THE REQUEST: State how many lines in the entries below contain "What". Write nothing but the number.

[Dataset items]

#####

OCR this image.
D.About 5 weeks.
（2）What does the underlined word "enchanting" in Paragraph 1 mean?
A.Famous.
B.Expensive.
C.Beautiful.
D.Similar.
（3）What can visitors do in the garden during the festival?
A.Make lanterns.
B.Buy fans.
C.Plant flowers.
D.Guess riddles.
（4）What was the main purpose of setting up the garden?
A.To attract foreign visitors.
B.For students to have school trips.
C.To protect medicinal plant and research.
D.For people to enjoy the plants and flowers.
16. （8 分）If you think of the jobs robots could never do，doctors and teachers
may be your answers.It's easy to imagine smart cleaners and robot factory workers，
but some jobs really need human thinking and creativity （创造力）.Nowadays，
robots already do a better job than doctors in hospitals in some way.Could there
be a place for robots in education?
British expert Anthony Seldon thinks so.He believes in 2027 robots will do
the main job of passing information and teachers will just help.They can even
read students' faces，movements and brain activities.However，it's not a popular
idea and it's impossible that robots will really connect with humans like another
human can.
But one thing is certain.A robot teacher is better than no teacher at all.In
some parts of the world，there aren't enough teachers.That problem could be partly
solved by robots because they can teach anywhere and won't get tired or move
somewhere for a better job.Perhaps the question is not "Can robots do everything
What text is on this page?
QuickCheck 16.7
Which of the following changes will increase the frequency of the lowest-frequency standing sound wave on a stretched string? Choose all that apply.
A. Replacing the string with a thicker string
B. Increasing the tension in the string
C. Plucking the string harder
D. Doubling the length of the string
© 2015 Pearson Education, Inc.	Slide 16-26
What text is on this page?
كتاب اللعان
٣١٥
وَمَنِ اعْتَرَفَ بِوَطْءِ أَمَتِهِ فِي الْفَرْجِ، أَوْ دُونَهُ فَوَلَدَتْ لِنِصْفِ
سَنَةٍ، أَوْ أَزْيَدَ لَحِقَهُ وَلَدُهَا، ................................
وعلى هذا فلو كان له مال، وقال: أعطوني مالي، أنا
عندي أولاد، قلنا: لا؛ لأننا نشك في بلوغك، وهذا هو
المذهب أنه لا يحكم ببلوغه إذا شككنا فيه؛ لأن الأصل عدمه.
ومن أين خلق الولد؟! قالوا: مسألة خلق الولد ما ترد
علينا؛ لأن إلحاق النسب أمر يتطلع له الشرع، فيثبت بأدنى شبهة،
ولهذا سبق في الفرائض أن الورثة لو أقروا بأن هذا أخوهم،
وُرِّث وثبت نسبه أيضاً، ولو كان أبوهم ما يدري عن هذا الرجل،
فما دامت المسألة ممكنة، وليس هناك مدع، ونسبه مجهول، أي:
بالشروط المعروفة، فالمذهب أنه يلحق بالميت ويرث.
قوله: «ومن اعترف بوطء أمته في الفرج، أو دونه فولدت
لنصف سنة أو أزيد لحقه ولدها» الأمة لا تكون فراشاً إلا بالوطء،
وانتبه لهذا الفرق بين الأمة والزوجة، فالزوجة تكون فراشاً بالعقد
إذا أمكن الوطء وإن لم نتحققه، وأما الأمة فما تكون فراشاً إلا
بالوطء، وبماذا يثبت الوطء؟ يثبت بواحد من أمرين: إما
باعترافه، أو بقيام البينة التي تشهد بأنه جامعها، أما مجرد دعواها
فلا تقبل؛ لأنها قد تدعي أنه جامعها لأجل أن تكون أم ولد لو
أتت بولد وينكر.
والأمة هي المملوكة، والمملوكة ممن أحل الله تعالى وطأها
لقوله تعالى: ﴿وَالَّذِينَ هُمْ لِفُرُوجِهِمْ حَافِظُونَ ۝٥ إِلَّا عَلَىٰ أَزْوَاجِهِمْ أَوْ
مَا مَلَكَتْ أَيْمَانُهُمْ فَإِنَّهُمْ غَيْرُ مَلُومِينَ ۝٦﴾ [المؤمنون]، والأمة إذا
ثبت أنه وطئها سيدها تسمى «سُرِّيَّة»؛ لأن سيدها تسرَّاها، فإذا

#####

COMPLETE OUTPUT: 5